Task to carry out: Look through the data and write out every line with the word "Markers" in it.

-- begin Input --

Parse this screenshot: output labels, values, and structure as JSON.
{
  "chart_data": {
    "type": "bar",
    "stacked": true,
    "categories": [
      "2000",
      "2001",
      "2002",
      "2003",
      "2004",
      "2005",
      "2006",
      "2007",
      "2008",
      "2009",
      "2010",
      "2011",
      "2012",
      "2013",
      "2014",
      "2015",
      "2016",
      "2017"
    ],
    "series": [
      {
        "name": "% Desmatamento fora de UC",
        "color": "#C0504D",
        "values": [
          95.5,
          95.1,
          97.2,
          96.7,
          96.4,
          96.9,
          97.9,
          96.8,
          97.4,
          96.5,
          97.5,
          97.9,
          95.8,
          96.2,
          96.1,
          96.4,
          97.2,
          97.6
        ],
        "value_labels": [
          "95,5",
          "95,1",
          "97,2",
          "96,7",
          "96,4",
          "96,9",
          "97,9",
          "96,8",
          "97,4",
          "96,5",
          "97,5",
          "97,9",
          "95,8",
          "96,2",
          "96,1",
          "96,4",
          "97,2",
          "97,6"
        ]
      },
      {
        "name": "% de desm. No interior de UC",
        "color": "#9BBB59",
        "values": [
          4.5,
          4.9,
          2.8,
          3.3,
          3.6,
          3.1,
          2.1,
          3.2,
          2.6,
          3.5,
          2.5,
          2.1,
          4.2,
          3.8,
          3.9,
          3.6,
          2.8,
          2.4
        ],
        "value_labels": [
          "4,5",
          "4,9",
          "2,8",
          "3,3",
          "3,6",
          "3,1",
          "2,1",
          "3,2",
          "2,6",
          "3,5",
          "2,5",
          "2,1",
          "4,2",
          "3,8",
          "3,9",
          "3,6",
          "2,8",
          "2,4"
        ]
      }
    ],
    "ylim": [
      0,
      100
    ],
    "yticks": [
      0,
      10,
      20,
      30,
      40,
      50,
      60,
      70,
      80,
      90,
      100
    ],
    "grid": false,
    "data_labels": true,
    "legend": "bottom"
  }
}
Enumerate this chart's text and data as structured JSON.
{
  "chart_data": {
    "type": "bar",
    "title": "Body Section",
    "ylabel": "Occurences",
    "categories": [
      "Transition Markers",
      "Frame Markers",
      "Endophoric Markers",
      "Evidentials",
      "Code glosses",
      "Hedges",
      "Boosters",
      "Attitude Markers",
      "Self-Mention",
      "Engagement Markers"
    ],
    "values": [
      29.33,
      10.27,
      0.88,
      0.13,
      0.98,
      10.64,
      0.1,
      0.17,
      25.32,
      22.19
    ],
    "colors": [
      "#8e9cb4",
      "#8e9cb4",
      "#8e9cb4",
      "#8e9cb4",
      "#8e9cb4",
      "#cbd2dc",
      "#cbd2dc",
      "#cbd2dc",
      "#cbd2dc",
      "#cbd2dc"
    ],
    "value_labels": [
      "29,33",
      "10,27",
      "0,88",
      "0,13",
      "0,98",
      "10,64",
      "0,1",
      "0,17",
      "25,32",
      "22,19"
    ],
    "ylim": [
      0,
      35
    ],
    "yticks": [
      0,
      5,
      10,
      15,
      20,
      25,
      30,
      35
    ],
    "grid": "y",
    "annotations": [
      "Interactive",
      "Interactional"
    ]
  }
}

-- end Input --

Response to this exercise:
      "Transition Markers",
      "Frame Markers",
      "Endophoric Markers",
      "Attitude Markers",
      "Engagement Markers"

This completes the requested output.